- Aim
Pictures stay out of the copy; restate everything else in the material exactly.

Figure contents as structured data
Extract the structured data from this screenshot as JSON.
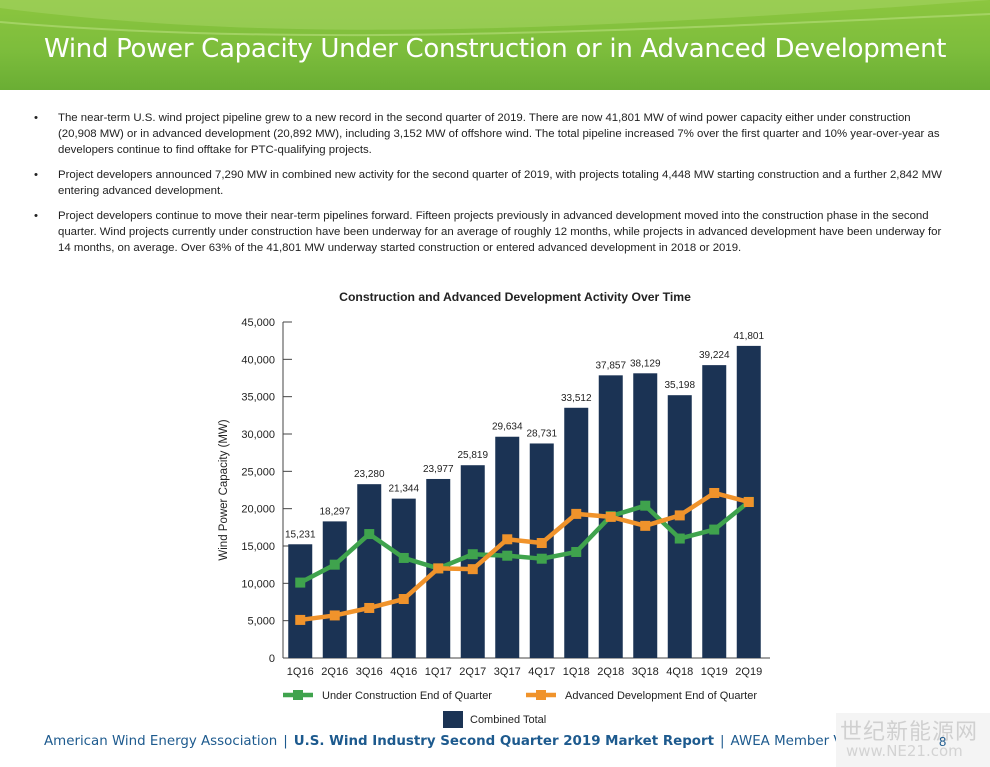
{
  "header": {
    "title": "Wind Power Capacity Under Construction or in Advanced Development"
  },
  "bullets": [
    "The near-term U.S. wind project pipeline grew to a new record in the second quarter of 2019.  There are now 41,801 MW of wind power capacity either under construction (20,908 MW) or in advanced development (20,892 MW), including 3,152 MW of offshore wind. The total pipeline increased 7% over the first quarter and 10% year-over-year as developers continue to find offtake for PTC-qualifying projects.",
    "Project developers announced 7,290 MW in combined new activity for the second quarter of 2019, with projects totaling 4,448 MW starting construction and a further 2,842 MW entering advanced development.",
    "Project developers continue to move their near-term pipelines forward. Fifteen projects previously in advanced development moved into the construction phase in the second quarter. Wind projects currently under construction have been underway for an average of roughly 12 months, while projects in advanced development have been underway for 14 months, on average. Over 63% of the 41,801 MW underway started construction or entered advanced development in 2018 or 2019."
  ],
  "bullet_marker": "•",
  "chart_data": {
    "type": "bar",
    "title": "Construction and Advanced Development Activity Over Time",
    "ylabel": "Wind Power Capacity (MW)",
    "xlabel": "",
    "ylim": [
      0,
      45000
    ],
    "yticks": [
      0,
      5000,
      10000,
      15000,
      20000,
      25000,
      30000,
      35000,
      40000,
      45000
    ],
    "ytick_labels": [
      "0",
      "5,000",
      "10,000",
      "15,000",
      "20,000",
      "25,000",
      "30,000",
      "35,000",
      "40,000",
      "45,000"
    ],
    "categories": [
      "1Q16",
      "2Q16",
      "3Q16",
      "4Q16",
      "1Q17",
      "2Q17",
      "3Q17",
      "4Q17",
      "1Q18",
      "2Q18",
      "3Q18",
      "4Q18",
      "1Q19",
      "2Q19"
    ],
    "series": [
      {
        "name": "Combined Total",
        "kind": "bar",
        "color": "#1b3354",
        "values": [
          15231,
          18297,
          23280,
          21344,
          23977,
          25819,
          29634,
          28731,
          33512,
          37857,
          38129,
          35198,
          39224,
          41801
        ],
        "data_labels": [
          "15,231",
          "18,297",
          "23,280",
          "21,344",
          "23,977",
          "25,819",
          "29,634",
          "28,731",
          "33,512",
          "37,857",
          "38,129",
          "35,198",
          "39,224",
          "41,801"
        ]
      },
      {
        "name": "Under Construction End of Quarter",
        "kind": "line",
        "color": "#3fa34d",
        "values": [
          10100,
          12500,
          16600,
          13400,
          12000,
          13900,
          13700,
          13300,
          14200,
          19000,
          20400,
          16000,
          17200,
          20908
        ]
      },
      {
        "name": "Advanced Development End of Quarter",
        "kind": "line",
        "color": "#f0932b",
        "values": [
          5100,
          5700,
          6700,
          7900,
          12000,
          11900,
          15900,
          15400,
          19300,
          18900,
          17700,
          19100,
          22100,
          20892
        ]
      }
    ],
    "grid": false,
    "legend_position": "bottom"
  },
  "footer": {
    "org": "American Wind Energy Association",
    "report": "U.S. Wind Industry Second Quarter 2019 Market Report",
    "version": "AWEA Member Version",
    "separator": "|",
    "page": "8"
  },
  "watermark": {
    "text": "世纪新能源网",
    "url": "www.NE21.com"
  }
}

- Response to this task
Extract the structured data from this screenshot as JSON.
{
  "header": {
    "title": "Wind Power Capacity Under Construction or in Advanced Development"
  },
  "bullets": [
    "The near-term U.S. wind project pipeline grew to a new record in the second quarter of 2019.  There are now 41,801 MW of wind power capacity either under construction (20,908 MW) or in advanced development (20,892 MW), including 3,152 MW of offshore wind. The total pipeline increased 7% over the first quarter and 10% year-over-year as developers continue to find offtake for PTC-qualifying projects.",
    "Project developers announced 7,290 MW in combined new activity for the second quarter of 2019, with projects totaling 4,448 MW starting construction and a further 2,842 MW entering advanced development.",
    "Project developers continue to move their near-term pipelines forward. Fifteen projects previously in advanced development moved into the construction phase in the second quarter. Wind projects currently under construction have been underway for an average of roughly 12 months, while projects in advanced development have been underway for 14 months, on average. Over 63% of the 41,801 MW underway started construction or entered advanced development in 2018 or 2019."
  ],
  "bullet_marker": "•",
  "chart_data": {
    "type": "bar",
    "title": "Construction and Advanced Development Activity Over Time",
    "ylabel": "Wind Power Capacity (MW)",
    "xlabel": "",
    "ylim": [
      0,
      45000
    ],
    "yticks": [
      0,
      5000,
      10000,
      15000,
      20000,
      25000,
      30000,
      35000,
      40000,
      45000
    ],
    "ytick_labels": [
      "0",
      "5,000",
      "10,000",
      "15,000",
      "20,000",
      "25,000",
      "30,000",
      "35,000",
      "40,000",
      "45,000"
    ],
    "categories": [
      "1Q16",
      "2Q16",
      "3Q16",
      "4Q16",
      "1Q17",
      "2Q17",
      "3Q17",
      "4Q17",
      "1Q18",
      "2Q18",
      "3Q18",
      "4Q18",
      "1Q19",
      "2Q19"
    ],
    "series": [
      {
        "name": "Combined Total",
        "kind": "bar",
        "color": "#1b3354",
        "values": [
          15231,
          18297,
          23280,
          21344,
          23977,
          25819,
          29634,
          28731,
          33512,
          37857,
          38129,
          35198,
          39224,
          41801
        ],
        "data_labels": [
          "15,231",
          "18,297",
          "23,280",
          "21,344",
          "23,977",
          "25,819",
          "29,634",
          "28,731",
          "33,512",
          "37,857",
          "38,129",
          "35,198",
          "39,224",
          "41,801"
        ]
      },
      {
        "name": "Under Construction End of Quarter",
        "kind": "line",
        "color": "#3fa34d",
        "values": [
          10100,
          12500,
          16600,
          13400,
          12000,
          13900,
          13700,
          13300,
          14200,
          19000,
          20400,
          16000,
          17200,
          20908
        ]
      },
      {
        "name": "Advanced Development End of Quarter",
        "kind": "line",
        "color": "#f0932b",
        "values": [
          5100,
          5700,
          6700,
          7900,
          12000,
          11900,
          15900,
          15400,
          19300,
          18900,
          17700,
          19100,
          22100,
          20892
        ]
      }
    ],
    "grid": false,
    "legend_position": "bottom"
  },
  "footer": {
    "org": "American Wind Energy Association",
    "report": "U.S. Wind Industry Second Quarter 2019 Market Report",
    "version": "AWEA Member Version",
    "separator": "|",
    "page": "8"
  },
  "watermark": {
    "text": "世纪新能源网",
    "url": "www.NE21.com"
  }
}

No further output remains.